((

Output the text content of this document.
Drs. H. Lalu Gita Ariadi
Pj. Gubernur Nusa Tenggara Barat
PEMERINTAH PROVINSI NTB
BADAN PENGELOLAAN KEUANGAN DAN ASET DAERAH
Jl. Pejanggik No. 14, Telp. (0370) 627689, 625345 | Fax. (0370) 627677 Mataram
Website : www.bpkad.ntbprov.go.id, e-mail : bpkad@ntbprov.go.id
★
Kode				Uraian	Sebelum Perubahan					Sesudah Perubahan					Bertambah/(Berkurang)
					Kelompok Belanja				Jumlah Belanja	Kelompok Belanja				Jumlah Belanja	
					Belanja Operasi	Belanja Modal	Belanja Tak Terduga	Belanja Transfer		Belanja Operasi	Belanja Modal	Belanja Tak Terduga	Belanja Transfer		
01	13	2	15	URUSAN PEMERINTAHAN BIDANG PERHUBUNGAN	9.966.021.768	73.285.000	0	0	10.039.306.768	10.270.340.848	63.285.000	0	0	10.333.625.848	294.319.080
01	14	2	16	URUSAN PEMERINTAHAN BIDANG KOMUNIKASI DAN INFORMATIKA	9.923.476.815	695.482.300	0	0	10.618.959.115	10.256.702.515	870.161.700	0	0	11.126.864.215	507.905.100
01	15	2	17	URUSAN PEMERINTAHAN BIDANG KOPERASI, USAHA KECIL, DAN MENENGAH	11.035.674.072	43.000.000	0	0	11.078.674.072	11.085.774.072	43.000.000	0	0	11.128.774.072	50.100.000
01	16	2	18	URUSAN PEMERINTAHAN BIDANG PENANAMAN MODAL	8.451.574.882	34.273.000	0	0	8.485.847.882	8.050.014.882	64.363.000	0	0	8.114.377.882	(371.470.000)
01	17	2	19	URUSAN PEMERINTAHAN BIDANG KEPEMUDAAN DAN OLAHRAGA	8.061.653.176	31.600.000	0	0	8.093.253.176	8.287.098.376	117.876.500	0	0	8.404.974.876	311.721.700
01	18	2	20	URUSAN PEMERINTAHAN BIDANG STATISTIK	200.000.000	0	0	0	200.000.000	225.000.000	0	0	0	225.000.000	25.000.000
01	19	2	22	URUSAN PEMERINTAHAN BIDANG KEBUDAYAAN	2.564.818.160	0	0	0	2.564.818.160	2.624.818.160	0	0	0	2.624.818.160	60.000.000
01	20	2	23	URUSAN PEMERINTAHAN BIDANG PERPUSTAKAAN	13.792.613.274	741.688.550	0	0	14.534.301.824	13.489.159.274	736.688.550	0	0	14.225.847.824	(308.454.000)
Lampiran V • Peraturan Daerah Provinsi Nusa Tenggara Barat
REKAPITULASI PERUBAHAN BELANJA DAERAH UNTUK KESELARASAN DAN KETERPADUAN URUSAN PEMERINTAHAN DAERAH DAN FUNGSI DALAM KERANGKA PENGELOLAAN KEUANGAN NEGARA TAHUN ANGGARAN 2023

))
((

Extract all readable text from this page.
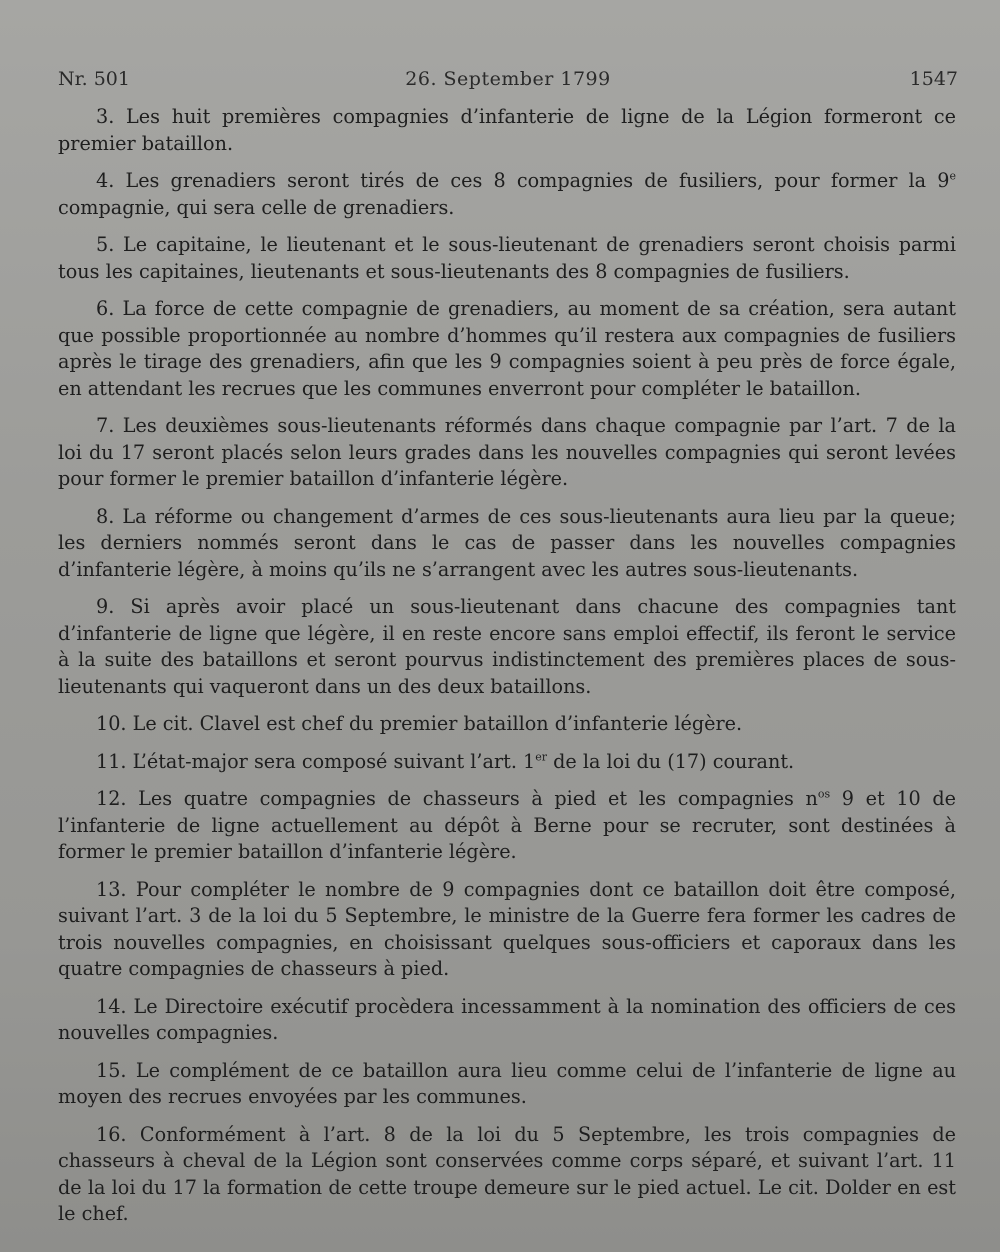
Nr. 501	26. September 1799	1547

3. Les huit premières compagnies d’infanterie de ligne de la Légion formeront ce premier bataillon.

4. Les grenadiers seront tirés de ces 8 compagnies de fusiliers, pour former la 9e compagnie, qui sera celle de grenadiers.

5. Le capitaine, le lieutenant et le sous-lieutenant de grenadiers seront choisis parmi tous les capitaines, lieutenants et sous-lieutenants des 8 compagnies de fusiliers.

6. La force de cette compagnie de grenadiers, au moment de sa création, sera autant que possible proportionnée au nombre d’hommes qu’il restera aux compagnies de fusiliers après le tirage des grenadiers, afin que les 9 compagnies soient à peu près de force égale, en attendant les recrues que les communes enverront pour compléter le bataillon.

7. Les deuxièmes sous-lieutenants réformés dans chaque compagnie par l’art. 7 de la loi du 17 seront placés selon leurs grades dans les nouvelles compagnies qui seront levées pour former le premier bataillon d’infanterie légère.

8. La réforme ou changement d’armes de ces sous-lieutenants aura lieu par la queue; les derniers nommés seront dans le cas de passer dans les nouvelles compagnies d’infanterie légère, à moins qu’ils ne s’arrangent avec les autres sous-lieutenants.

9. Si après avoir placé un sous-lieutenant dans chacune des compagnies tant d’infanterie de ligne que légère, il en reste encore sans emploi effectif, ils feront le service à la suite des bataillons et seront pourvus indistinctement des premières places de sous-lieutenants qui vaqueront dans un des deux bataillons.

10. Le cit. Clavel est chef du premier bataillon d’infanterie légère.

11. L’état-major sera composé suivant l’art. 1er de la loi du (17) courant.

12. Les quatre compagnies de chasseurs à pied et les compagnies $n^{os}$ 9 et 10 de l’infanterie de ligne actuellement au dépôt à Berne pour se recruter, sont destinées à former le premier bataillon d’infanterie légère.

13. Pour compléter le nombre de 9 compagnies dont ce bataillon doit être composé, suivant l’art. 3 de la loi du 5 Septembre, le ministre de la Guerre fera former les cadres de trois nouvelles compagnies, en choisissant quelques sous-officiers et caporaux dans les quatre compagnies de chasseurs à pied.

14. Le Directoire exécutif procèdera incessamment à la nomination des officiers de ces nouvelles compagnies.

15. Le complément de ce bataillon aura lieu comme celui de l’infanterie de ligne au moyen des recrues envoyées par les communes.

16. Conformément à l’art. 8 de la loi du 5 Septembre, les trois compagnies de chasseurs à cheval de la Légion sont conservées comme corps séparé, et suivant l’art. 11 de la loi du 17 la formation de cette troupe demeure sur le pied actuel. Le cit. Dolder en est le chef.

))

▶ **The exercise**: From the entries above, collect every line with the string "Septembre" in it.

▶ **Output of the task**:
13. Pour compléter le nombre de 9 compagnies dont ce bataillon doit être composé, suivant l’art. 3 de la loi du 5 Septembre, le ministre de la Guerre fera former les cadres de trois nouvelles compagnies, en choisissant quelques sous-officiers et caporaux dans les quatre compagnies de chasseurs à pied.
16. Conformément à l’art. 8 de la loi du 5 Septembre, les trois compagnies de chasseurs à cheval de la Légion sont conservées comme corps séparé, et suivant l’art. 11 de la loi du 17 la formation de cette troupe demeure sur le pied actuel. Le cit. Dolder en est le chef.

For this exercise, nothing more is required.